**Exercise details:**
Return the lines where the word "avait" occurs.

**Stored data entries:**
▬▬▬
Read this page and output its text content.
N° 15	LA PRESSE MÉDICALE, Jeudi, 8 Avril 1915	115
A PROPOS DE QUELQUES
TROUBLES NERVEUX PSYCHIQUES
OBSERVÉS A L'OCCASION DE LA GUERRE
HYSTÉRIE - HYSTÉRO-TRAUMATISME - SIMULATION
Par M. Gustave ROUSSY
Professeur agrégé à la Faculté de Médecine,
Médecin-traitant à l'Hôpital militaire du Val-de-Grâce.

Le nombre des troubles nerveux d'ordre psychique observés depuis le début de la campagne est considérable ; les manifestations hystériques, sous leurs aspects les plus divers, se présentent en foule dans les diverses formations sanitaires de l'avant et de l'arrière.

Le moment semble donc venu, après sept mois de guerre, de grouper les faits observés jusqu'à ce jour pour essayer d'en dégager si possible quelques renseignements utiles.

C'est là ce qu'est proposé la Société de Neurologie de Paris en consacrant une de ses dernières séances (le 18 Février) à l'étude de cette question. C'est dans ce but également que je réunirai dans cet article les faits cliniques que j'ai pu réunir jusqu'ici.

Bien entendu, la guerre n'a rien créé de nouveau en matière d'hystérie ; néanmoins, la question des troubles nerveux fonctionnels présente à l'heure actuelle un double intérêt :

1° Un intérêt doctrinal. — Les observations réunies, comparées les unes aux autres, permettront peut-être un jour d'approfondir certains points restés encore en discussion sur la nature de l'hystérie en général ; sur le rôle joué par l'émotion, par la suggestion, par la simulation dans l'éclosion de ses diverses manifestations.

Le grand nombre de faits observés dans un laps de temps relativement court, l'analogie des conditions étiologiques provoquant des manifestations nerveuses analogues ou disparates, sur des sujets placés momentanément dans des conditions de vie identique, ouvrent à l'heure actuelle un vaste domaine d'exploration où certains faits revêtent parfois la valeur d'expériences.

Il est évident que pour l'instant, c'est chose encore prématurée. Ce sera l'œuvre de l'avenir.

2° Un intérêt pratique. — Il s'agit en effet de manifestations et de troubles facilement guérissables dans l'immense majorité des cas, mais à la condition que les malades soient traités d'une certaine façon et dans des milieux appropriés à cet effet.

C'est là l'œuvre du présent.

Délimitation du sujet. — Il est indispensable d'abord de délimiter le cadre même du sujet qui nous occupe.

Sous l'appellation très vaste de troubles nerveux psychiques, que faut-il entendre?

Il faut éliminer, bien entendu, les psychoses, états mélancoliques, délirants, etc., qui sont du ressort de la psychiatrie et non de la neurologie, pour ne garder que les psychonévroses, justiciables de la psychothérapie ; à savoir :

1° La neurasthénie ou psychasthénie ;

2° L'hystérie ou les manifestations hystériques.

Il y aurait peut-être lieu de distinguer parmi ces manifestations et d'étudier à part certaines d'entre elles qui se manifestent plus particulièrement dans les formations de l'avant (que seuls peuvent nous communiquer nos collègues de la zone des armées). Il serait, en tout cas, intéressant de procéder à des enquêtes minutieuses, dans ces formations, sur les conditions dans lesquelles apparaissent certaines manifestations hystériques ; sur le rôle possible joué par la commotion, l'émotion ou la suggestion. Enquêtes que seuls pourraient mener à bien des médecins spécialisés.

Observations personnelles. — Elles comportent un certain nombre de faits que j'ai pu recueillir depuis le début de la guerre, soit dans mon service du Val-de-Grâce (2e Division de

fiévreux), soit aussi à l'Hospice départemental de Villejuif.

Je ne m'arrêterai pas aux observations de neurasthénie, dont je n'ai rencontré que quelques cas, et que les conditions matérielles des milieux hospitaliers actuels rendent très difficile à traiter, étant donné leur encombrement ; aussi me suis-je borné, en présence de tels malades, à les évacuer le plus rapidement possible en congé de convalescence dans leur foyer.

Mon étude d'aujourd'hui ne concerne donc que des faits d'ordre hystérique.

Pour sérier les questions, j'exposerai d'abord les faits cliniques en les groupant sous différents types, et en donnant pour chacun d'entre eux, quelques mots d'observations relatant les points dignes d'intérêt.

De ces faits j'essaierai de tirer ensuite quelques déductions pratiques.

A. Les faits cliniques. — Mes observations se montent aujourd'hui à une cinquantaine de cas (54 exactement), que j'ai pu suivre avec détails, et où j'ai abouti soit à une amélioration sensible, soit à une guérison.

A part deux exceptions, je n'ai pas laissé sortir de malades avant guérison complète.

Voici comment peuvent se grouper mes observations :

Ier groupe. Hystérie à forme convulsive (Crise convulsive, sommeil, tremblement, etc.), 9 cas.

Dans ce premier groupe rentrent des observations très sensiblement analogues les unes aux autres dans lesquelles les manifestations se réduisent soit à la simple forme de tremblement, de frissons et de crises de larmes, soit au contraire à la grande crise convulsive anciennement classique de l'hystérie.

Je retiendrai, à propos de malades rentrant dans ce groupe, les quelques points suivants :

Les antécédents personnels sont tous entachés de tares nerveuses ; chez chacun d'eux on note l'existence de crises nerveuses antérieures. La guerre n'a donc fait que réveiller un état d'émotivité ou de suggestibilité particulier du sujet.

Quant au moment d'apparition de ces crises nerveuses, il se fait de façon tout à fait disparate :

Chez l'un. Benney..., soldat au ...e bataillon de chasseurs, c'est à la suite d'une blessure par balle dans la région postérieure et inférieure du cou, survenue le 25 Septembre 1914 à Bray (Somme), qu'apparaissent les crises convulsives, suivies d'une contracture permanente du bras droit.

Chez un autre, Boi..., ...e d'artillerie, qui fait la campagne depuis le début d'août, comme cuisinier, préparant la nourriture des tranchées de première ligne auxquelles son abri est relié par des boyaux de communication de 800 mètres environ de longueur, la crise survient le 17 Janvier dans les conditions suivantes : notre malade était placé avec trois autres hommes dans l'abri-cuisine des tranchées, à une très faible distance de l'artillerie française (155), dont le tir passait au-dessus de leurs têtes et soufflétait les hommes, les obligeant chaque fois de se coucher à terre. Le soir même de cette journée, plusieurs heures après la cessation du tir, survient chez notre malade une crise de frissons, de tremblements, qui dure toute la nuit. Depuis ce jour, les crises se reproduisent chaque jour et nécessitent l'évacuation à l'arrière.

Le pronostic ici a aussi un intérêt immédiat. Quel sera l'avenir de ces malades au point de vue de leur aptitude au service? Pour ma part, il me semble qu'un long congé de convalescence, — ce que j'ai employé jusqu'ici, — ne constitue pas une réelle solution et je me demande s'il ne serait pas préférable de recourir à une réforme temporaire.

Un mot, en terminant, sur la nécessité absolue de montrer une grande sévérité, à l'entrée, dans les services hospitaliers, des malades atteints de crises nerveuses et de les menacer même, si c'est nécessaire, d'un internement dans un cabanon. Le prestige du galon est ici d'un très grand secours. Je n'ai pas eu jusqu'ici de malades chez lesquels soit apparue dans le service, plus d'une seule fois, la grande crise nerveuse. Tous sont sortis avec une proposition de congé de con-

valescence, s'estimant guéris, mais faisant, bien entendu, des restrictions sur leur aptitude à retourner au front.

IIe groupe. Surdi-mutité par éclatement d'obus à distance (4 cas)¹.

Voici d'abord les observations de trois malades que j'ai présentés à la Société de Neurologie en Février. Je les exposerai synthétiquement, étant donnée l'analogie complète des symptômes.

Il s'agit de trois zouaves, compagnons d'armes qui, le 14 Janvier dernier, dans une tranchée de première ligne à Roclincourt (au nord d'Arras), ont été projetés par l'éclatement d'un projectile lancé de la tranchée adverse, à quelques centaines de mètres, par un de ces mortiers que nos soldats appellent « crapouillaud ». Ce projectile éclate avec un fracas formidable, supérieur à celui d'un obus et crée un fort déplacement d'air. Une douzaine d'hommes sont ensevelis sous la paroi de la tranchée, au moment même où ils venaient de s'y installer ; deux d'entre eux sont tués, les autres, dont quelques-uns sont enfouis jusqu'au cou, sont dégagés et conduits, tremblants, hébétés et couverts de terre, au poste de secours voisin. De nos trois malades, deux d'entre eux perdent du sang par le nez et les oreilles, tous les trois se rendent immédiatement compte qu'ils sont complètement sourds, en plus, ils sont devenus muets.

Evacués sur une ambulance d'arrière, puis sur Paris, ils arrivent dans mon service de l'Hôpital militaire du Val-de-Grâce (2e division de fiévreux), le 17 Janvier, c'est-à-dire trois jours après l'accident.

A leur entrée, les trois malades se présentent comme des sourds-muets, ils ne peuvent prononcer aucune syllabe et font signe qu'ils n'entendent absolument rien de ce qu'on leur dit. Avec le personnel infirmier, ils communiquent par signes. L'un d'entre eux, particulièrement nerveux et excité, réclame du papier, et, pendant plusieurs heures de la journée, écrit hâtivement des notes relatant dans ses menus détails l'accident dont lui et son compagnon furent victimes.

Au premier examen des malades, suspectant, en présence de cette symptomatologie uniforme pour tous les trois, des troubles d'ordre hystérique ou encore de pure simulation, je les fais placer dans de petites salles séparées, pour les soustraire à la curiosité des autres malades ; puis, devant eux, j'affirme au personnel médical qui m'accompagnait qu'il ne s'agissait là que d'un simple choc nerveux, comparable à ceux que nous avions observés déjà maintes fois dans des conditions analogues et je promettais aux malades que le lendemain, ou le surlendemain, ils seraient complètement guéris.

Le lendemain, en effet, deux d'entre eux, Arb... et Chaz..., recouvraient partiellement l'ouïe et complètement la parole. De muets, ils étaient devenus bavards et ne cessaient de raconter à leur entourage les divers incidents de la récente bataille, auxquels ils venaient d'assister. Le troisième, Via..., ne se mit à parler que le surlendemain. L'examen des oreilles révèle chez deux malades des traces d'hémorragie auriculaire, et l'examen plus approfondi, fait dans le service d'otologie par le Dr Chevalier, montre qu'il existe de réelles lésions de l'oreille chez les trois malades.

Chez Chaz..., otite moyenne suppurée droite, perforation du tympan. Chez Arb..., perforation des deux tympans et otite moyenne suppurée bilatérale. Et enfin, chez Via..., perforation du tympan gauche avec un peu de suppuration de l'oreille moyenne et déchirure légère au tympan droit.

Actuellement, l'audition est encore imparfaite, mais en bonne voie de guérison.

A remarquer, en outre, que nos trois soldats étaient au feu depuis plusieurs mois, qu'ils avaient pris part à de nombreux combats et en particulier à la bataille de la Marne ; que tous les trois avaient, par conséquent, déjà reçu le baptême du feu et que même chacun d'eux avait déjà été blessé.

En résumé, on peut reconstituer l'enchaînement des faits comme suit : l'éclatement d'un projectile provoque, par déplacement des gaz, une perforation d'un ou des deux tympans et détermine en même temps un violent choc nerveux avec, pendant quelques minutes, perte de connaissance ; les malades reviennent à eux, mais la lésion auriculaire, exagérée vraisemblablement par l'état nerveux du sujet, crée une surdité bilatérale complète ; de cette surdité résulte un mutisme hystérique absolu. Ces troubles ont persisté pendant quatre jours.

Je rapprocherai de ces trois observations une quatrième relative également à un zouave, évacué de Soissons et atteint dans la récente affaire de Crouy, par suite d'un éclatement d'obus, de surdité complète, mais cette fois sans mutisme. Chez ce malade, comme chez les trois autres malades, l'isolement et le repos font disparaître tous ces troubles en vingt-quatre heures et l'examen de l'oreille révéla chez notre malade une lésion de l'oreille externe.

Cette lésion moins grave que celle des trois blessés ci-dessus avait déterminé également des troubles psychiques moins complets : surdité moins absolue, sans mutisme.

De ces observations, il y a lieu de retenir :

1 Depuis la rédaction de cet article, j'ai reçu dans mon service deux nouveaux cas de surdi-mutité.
▬▬▬
**Problem solution:**
A remarquer, en outre, que nos trois soldats étaient au feu depuis plusieurs mois, qu'ils avaient pris part à de nombreux combats et en particulier à la bataille de la Marne ; que tous les trois avaient, par conséquent, déjà reçu le baptême du feu et que même chacun d'eux avait déjà été blessé.
Cette lésion moins grave que celle des trois blessés ci-dessus avait déterminé également des troubles psychiques moins complets : surdité moins absolue, sans mutisme.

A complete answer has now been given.